▸ **EXERCISE AIM**:
Set down the data word for word, beginning at its first line and going on through the line with "noise-speck bbox=[387, 222, 392, 228]". Include that line too.

** begin **

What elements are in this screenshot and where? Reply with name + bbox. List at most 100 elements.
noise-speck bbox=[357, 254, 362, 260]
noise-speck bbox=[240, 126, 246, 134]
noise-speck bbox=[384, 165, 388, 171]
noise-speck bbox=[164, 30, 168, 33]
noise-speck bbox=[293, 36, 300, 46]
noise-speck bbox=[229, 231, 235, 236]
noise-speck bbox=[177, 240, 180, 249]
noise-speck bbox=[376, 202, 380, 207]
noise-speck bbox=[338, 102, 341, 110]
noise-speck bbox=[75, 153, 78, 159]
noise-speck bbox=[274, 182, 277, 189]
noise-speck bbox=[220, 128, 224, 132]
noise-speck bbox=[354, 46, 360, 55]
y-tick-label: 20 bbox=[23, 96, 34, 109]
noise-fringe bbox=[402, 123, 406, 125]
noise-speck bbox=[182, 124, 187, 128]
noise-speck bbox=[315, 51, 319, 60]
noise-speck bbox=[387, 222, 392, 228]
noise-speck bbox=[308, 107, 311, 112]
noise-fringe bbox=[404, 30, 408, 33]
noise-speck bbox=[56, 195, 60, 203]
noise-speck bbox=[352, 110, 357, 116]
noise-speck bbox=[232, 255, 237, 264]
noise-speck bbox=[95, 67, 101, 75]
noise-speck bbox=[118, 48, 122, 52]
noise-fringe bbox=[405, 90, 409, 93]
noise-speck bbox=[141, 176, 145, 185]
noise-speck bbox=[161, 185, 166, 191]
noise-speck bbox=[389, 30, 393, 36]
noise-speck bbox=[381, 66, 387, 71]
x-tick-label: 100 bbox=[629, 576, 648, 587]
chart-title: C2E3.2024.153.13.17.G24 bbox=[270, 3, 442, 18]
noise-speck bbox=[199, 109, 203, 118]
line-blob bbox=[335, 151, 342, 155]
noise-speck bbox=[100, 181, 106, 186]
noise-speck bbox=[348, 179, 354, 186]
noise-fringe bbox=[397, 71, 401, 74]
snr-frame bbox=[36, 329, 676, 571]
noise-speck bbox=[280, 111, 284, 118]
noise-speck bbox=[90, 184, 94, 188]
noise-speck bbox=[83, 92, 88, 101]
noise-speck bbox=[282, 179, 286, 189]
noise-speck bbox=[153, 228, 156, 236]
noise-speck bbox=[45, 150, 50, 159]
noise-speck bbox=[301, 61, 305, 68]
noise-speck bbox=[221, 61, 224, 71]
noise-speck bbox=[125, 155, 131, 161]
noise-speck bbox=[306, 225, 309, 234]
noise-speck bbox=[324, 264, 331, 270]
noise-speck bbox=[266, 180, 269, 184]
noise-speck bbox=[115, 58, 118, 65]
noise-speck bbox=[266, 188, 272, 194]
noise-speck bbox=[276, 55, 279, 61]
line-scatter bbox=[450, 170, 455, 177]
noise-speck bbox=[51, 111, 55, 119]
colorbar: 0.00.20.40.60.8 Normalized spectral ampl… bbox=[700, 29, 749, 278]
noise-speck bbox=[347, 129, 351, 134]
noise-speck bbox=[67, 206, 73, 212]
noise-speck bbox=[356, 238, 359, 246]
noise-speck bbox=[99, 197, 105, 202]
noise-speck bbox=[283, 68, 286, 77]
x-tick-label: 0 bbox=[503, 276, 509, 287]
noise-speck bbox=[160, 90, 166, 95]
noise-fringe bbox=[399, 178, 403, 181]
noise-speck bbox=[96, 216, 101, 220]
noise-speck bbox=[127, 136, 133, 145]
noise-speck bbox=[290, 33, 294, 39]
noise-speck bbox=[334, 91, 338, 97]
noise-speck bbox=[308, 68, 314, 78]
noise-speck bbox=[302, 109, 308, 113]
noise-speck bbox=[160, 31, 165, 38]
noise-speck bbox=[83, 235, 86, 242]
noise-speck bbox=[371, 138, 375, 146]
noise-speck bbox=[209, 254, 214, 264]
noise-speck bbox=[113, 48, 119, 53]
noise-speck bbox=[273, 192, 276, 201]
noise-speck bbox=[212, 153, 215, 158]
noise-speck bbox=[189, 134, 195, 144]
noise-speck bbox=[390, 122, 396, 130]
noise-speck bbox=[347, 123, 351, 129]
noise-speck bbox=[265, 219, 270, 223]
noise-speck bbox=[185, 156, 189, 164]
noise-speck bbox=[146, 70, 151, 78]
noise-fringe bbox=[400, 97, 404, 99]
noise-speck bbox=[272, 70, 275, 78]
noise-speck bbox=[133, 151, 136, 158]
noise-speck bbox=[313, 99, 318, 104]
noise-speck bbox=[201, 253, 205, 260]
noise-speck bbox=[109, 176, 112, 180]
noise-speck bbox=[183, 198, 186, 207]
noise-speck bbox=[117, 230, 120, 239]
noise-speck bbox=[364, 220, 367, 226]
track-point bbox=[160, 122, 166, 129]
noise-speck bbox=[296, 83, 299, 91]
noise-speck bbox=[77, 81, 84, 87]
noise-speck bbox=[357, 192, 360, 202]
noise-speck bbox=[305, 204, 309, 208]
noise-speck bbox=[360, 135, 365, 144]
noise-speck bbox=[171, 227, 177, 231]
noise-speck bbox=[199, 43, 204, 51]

** end **

▸ **WRITTEN ANSWER**:
What elements are in this screenshot and where? Reply with name + bbox. List at most 100 elements.
noise-speck bbox=[357, 254, 362, 260]
noise-speck bbox=[240, 126, 246, 134]
noise-speck bbox=[384, 165, 388, 171]
noise-speck bbox=[164, 30, 168, 33]
noise-speck bbox=[293, 36, 300, 46]
noise-speck bbox=[229, 231, 235, 236]
noise-speck bbox=[177, 240, 180, 249]
noise-speck bbox=[376, 202, 380, 207]
noise-speck bbox=[338, 102, 341, 110]
noise-speck bbox=[75, 153, 78, 159]
noise-speck bbox=[274, 182, 277, 189]
noise-speck bbox=[220, 128, 224, 132]
noise-speck bbox=[354, 46, 360, 55]
y-tick-label: 20 bbox=[23, 96, 34, 109]
noise-fringe bbox=[402, 123, 406, 125]
noise-speck bbox=[182, 124, 187, 128]
noise-speck bbox=[315, 51, 319, 60]
noise-speck bbox=[387, 222, 392, 228]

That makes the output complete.